## [Raw records]
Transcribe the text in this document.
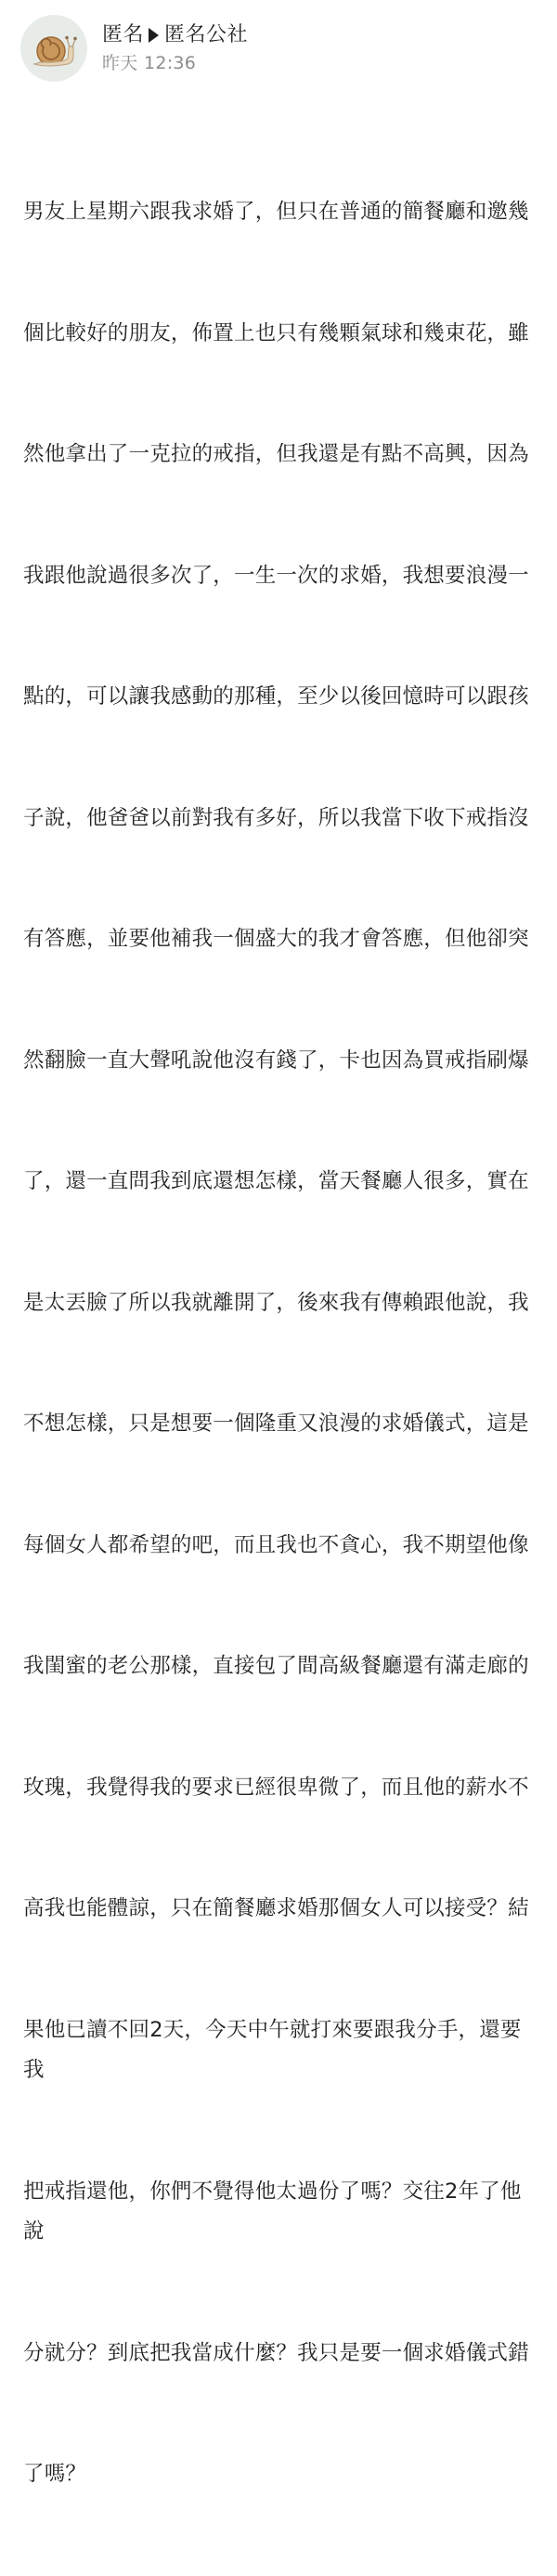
匿名 匿名公社
昨天 12:36

男友上星期六跟我求婚了，但只在普通的簡餐廳和邀幾

個比較好的朋友，佈置上也只有幾顆氣球和幾束花，雖

然他拿出了一克拉的戒指，但我還是有點不高興，因為

我跟他說過很多次了，一生一次的求婚，我想要浪漫一

點的，可以讓我感動的那種，至少以後回憶時可以跟孩

子說，他爸爸以前對我有多好，所以我當下收下戒指沒

有答應，並要他補我一個盛大的我才會答應，但他卻突

然翻臉一直大聲吼說他沒有錢了，卡也因為買戒指刷爆

了，還一直問我到底還想怎樣，當天餐廳人很多，實在

是太丟臉了所以我就離開了，後來我有傳賴跟他說，我

不想怎樣，只是想要一個隆重又浪漫的求婚儀式，這是

每個女人都希望的吧，而且我也不貪心，我不期望他像

我閨蜜的老公那樣，直接包了間高級餐廳還有滿走廊的

玫瑰，我覺得我的要求已經很卑微了，而且他的薪水不

高我也能體諒，只在簡餐廳求婚那個女人可以接受？結

果他已讀不回2天，今天中午就打來要跟我分手，還要我

把戒指還他，你們不覺得他太過份了嗎？交往2年了他說

分就分？到底把我當成什麼？我只是要一個求婚儀式錯

了嗎？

## [The problem]
Print every entry above again without changing a word, and omit the pictures.

## [Solution]
Transcribe the text in this document.
匿名 匿名公社
昨天 12:36

男友上星期六跟我求婚了，但只在普通的簡餐廳和邀幾

個比較好的朋友，佈置上也只有幾顆氣球和幾束花，雖

然他拿出了一克拉的戒指，但我還是有點不高興，因為

我跟他說過很多次了，一生一次的求婚，我想要浪漫一

點的，可以讓我感動的那種，至少以後回憶時可以跟孩

子說，他爸爸以前對我有多好，所以我當下收下戒指沒

有答應，並要他補我一個盛大的我才會答應，但他卻突

然翻臉一直大聲吼說他沒有錢了，卡也因為買戒指刷爆

了，還一直問我到底還想怎樣，當天餐廳人很多，實在

是太丟臉了所以我就離開了，後來我有傳賴跟他說，我

不想怎樣，只是想要一個隆重又浪漫的求婚儀式，這是

每個女人都希望的吧，而且我也不貪心，我不期望他像

我閨蜜的老公那樣，直接包了間高級餐廳還有滿走廊的

玫瑰，我覺得我的要求已經很卑微了，而且他的薪水不

高我也能體諒，只在簡餐廳求婚那個女人可以接受？結

果他已讀不回2天，今天中午就打來要跟我分手，還要我

把戒指還他，你們不覺得他太過份了嗎？交往2年了他說

分就分？到底把我當成什麼？我只是要一個求婚儀式錯

了嗎？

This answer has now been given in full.